**What you will do:**
Gather all lines containing the string "between" and copy them out.

-- BEGIN Input --

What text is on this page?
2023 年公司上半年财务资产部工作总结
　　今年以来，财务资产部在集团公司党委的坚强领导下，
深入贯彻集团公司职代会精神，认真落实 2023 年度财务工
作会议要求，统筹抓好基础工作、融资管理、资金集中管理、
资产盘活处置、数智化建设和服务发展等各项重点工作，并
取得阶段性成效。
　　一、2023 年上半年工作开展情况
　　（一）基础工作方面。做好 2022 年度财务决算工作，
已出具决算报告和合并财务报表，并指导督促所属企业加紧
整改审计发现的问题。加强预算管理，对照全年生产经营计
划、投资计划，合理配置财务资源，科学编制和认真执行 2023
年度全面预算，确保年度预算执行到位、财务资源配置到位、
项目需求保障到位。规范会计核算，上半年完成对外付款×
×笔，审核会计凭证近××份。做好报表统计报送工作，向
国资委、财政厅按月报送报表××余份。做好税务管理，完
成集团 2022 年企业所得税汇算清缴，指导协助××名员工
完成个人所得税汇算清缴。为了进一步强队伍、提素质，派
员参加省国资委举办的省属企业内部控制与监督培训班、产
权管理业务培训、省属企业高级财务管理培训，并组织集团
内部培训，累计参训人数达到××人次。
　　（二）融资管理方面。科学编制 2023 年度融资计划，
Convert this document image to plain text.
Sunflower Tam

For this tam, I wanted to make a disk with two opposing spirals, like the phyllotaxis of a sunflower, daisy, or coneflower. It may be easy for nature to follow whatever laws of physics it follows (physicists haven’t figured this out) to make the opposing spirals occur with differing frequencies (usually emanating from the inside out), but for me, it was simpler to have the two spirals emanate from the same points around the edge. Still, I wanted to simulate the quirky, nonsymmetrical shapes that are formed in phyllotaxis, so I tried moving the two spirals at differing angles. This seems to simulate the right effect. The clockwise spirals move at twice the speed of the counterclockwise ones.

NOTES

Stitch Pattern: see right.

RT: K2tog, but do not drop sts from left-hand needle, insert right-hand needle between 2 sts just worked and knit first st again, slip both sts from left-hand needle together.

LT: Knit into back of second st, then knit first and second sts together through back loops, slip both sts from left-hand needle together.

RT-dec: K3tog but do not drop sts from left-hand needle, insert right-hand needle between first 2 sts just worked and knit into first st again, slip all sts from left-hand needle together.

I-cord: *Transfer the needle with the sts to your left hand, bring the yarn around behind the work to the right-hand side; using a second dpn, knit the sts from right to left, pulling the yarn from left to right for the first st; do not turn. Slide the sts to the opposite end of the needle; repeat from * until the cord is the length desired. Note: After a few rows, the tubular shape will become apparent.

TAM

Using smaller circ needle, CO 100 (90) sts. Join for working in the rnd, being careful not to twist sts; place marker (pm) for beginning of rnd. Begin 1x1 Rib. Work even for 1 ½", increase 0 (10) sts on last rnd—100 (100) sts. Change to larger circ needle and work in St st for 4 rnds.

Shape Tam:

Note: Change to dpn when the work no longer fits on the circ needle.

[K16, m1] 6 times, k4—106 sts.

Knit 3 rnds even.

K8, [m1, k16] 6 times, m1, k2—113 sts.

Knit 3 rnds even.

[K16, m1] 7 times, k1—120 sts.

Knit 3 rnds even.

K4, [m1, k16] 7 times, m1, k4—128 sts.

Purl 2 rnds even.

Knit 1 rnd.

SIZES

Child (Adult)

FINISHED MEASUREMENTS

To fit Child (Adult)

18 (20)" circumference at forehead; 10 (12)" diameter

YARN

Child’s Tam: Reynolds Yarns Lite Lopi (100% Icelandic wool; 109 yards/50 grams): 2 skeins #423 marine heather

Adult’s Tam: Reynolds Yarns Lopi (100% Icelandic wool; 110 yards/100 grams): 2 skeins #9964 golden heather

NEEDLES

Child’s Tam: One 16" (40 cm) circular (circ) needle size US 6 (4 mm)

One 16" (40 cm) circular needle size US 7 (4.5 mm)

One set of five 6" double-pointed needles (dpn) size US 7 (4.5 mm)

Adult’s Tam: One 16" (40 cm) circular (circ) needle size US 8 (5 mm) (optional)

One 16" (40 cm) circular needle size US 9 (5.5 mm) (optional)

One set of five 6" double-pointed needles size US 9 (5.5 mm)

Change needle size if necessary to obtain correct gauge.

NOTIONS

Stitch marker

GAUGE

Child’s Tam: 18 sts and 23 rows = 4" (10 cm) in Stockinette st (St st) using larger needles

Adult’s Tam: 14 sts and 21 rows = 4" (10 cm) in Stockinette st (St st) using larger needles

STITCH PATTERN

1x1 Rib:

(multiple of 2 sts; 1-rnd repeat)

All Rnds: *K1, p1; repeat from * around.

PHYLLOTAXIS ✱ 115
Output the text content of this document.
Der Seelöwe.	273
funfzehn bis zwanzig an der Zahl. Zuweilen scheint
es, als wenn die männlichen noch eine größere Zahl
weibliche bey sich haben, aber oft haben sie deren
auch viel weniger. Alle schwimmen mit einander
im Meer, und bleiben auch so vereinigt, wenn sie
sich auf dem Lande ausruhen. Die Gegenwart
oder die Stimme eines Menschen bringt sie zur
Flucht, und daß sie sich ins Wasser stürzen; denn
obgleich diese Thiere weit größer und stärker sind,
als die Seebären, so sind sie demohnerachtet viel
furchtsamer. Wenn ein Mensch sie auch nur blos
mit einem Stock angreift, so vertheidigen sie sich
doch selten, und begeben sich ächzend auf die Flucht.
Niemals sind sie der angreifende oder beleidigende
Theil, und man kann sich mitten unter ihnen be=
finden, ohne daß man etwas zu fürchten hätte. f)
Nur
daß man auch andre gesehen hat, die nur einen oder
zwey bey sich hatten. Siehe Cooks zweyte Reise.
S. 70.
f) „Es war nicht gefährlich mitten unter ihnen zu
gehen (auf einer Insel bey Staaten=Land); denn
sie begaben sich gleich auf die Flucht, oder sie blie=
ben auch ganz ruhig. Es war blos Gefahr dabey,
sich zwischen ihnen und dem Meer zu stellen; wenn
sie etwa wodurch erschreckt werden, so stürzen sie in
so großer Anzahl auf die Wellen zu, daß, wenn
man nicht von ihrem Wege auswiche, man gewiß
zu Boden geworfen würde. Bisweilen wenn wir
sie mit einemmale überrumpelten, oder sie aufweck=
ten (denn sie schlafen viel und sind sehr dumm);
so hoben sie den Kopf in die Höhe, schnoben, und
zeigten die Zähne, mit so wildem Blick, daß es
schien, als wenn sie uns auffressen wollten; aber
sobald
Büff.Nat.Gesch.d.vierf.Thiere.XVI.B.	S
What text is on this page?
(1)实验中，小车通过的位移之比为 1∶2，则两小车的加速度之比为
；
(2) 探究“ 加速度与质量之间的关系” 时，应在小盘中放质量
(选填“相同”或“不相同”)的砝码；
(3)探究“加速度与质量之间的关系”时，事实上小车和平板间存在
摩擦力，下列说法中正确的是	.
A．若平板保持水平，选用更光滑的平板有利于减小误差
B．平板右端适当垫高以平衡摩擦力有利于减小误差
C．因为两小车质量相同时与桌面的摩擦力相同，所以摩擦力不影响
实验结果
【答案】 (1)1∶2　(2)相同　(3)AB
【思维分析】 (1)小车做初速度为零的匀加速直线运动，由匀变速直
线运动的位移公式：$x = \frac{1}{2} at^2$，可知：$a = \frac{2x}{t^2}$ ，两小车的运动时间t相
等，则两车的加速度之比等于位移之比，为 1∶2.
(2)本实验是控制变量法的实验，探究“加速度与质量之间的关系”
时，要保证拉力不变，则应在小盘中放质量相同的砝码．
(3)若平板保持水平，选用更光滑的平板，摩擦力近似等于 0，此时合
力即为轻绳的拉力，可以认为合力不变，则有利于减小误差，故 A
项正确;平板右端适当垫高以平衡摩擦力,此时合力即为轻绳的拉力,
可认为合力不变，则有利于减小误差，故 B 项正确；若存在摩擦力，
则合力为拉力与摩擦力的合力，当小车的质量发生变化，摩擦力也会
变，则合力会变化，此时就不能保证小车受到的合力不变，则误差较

-- END Input --

**Answer to this problem:**
RT: K2tog, but do not drop sts from left-hand needle, insert right-hand needle between 2 sts just worked and knit first st again, slip both sts from left-hand needle together.
RT-dec: K3tog but do not drop sts from left-hand needle, insert right-hand needle between first 2 sts just worked and knit into first st again, slip all sts from left-hand needle together.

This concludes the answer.